Written task:
Examine each line of the data. Copy those that contain the string "JSON".

[Records about charts and figures]
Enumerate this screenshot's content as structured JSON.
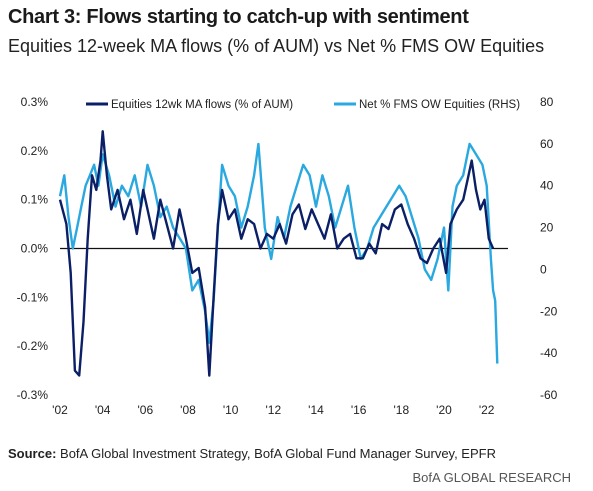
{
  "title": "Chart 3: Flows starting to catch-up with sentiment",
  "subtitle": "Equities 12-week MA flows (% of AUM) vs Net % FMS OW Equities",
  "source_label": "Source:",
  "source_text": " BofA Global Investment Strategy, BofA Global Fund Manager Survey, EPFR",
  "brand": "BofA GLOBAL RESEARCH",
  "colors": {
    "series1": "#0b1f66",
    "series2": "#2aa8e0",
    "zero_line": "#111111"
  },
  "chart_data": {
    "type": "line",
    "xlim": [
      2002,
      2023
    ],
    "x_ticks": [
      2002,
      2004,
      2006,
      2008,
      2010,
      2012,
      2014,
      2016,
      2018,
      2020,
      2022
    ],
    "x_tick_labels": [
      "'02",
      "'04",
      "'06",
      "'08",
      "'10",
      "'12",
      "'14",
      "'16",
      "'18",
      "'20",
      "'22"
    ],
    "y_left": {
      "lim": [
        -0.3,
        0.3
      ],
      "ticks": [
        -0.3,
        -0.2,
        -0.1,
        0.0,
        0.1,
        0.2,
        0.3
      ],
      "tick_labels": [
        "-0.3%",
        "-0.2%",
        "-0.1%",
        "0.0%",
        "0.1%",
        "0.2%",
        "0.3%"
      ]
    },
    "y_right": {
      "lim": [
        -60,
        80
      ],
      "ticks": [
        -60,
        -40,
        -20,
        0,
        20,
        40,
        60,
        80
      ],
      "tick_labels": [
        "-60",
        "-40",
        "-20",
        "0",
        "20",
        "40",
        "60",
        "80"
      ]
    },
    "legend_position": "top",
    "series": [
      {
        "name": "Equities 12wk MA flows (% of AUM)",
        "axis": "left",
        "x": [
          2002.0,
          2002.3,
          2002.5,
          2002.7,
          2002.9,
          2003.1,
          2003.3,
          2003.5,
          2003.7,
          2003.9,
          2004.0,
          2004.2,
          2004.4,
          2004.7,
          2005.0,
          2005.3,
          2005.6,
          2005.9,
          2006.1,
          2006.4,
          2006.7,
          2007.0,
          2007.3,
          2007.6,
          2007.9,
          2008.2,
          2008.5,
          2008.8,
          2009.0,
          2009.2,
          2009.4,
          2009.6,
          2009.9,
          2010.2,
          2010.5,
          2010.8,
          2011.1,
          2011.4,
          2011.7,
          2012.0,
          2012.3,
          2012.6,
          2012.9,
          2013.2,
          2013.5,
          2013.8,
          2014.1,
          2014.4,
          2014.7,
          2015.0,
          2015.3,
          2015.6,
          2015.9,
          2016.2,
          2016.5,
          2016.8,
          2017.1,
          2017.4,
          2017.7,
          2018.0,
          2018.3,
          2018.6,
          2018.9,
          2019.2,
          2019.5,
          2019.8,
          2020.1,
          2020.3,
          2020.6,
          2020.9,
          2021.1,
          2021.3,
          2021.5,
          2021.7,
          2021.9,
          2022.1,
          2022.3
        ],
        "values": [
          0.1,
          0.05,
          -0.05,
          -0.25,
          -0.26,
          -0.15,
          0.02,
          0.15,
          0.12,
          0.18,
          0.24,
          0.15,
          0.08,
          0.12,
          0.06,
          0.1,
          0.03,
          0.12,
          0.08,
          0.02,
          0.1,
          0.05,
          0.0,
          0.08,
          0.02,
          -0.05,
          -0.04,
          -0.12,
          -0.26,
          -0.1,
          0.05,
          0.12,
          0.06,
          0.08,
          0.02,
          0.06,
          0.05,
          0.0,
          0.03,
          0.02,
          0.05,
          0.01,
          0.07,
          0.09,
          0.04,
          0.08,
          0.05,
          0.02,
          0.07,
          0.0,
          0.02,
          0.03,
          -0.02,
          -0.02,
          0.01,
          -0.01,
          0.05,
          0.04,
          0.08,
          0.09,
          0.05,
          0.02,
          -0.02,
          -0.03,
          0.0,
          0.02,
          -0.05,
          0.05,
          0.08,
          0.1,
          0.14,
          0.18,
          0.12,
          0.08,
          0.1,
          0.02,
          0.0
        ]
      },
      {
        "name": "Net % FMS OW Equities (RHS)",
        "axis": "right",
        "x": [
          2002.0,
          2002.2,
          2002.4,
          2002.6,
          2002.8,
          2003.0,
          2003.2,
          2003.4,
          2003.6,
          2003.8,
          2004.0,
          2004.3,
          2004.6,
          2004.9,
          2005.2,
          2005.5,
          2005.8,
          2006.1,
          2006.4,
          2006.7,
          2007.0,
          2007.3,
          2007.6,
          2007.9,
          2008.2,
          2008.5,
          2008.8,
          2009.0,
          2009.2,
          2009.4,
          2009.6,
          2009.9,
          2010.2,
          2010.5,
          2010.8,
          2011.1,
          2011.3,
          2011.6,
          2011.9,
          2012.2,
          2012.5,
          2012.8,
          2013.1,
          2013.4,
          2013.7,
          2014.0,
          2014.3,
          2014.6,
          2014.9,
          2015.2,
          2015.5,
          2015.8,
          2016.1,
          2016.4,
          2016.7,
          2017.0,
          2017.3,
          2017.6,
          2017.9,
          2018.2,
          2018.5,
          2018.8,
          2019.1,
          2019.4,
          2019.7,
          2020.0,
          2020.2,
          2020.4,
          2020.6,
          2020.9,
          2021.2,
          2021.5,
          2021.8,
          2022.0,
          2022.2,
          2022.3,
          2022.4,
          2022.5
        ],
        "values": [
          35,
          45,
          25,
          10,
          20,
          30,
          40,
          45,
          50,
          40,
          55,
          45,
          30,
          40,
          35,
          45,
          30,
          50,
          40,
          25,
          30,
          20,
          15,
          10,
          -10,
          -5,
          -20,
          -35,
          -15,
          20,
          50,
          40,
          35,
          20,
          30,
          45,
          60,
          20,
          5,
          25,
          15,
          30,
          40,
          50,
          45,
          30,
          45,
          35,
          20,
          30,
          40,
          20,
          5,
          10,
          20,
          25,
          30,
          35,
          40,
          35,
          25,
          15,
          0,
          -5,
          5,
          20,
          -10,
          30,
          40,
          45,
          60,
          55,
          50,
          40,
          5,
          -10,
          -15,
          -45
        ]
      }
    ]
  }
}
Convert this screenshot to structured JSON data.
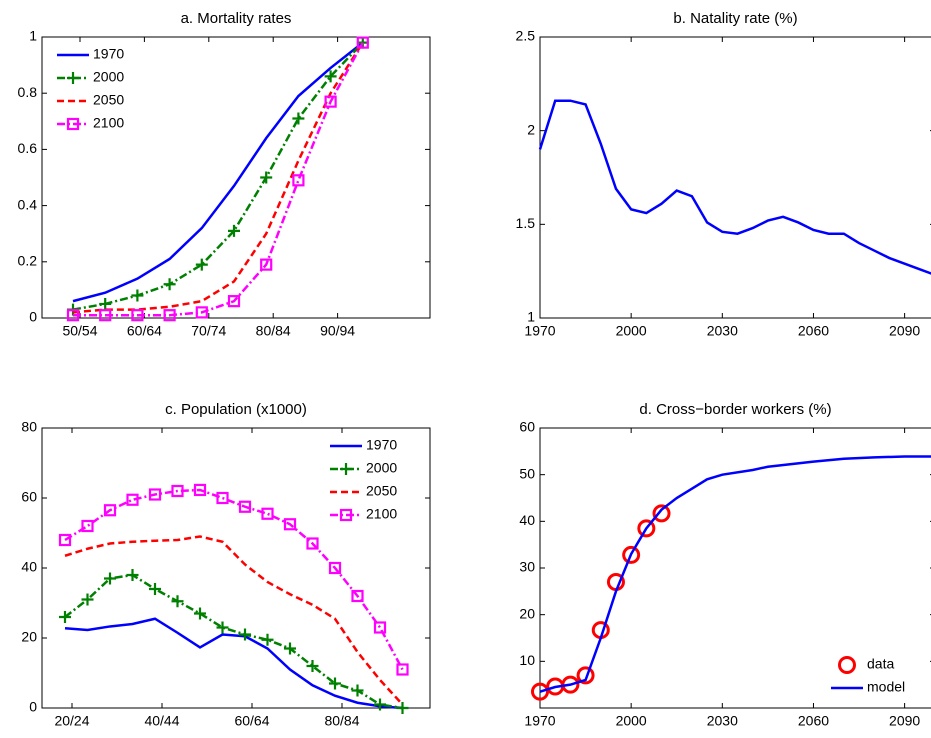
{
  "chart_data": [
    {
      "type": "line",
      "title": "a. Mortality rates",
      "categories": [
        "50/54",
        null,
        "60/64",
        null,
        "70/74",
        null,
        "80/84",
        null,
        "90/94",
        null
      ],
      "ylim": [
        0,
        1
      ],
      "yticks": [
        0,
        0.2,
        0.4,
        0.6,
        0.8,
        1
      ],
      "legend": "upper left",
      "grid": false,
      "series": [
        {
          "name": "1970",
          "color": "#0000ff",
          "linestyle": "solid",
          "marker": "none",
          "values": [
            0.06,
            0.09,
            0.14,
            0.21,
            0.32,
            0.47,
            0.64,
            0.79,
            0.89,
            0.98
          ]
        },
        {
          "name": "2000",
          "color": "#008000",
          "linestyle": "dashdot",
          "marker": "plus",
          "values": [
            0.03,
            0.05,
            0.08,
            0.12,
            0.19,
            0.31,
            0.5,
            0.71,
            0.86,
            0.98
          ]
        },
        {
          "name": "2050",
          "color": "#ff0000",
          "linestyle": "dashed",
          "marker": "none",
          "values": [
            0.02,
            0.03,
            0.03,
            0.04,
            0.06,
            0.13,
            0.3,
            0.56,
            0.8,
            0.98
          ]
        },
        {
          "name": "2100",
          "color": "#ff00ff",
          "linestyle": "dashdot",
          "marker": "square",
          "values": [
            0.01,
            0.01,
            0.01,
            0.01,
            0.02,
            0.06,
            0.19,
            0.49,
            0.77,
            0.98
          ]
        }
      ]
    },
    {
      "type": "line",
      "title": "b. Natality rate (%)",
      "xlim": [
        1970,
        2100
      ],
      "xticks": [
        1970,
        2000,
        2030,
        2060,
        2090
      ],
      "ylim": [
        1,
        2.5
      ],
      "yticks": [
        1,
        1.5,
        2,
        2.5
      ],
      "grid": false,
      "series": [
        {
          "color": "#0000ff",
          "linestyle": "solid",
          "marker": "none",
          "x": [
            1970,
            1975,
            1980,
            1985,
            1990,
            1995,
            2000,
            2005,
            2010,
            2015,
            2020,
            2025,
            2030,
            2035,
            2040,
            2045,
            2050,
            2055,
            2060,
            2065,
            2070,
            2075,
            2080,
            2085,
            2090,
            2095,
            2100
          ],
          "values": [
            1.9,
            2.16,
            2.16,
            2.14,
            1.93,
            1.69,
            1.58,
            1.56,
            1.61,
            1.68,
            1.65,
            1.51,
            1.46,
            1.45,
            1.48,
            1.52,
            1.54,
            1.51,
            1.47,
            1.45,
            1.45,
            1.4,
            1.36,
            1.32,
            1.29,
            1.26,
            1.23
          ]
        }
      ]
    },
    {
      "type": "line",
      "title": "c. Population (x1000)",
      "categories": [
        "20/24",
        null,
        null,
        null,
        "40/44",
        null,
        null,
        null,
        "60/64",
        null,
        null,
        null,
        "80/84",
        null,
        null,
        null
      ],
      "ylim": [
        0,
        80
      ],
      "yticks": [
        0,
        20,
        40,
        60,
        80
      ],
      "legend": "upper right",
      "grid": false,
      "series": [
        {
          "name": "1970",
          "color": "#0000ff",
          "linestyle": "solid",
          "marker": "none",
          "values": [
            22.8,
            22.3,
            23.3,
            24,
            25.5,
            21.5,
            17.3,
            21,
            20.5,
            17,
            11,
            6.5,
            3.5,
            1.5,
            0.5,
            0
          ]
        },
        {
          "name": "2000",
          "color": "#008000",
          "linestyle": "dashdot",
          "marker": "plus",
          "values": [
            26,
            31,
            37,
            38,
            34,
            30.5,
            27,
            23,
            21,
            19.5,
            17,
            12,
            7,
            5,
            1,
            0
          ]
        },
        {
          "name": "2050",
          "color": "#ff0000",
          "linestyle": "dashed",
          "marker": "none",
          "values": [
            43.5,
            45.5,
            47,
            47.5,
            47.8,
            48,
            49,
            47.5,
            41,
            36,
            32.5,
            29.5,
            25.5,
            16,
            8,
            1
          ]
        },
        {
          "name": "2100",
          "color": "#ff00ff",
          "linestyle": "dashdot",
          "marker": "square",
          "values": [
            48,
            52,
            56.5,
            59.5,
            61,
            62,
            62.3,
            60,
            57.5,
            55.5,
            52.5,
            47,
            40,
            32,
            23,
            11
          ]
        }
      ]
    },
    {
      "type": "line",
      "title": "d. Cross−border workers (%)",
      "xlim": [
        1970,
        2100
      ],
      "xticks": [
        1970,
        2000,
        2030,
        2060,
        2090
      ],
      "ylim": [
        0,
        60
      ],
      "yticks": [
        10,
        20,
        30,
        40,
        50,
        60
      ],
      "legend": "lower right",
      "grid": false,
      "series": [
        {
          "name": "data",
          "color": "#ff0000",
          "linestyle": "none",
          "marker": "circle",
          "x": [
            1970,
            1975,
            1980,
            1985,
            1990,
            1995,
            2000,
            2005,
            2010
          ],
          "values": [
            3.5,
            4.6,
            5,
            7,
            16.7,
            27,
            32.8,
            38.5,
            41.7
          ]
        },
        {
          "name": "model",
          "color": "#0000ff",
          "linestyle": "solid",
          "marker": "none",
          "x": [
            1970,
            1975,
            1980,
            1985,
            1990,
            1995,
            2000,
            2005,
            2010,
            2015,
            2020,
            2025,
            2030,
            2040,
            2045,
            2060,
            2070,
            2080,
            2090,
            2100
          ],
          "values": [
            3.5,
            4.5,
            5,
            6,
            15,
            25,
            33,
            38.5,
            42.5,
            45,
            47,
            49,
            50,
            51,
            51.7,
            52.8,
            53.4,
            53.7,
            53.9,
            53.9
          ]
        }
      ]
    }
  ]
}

Result for this task:
Enumerate this screenshot's content as structured JSON.
Convert this screenshot to structured JSON data.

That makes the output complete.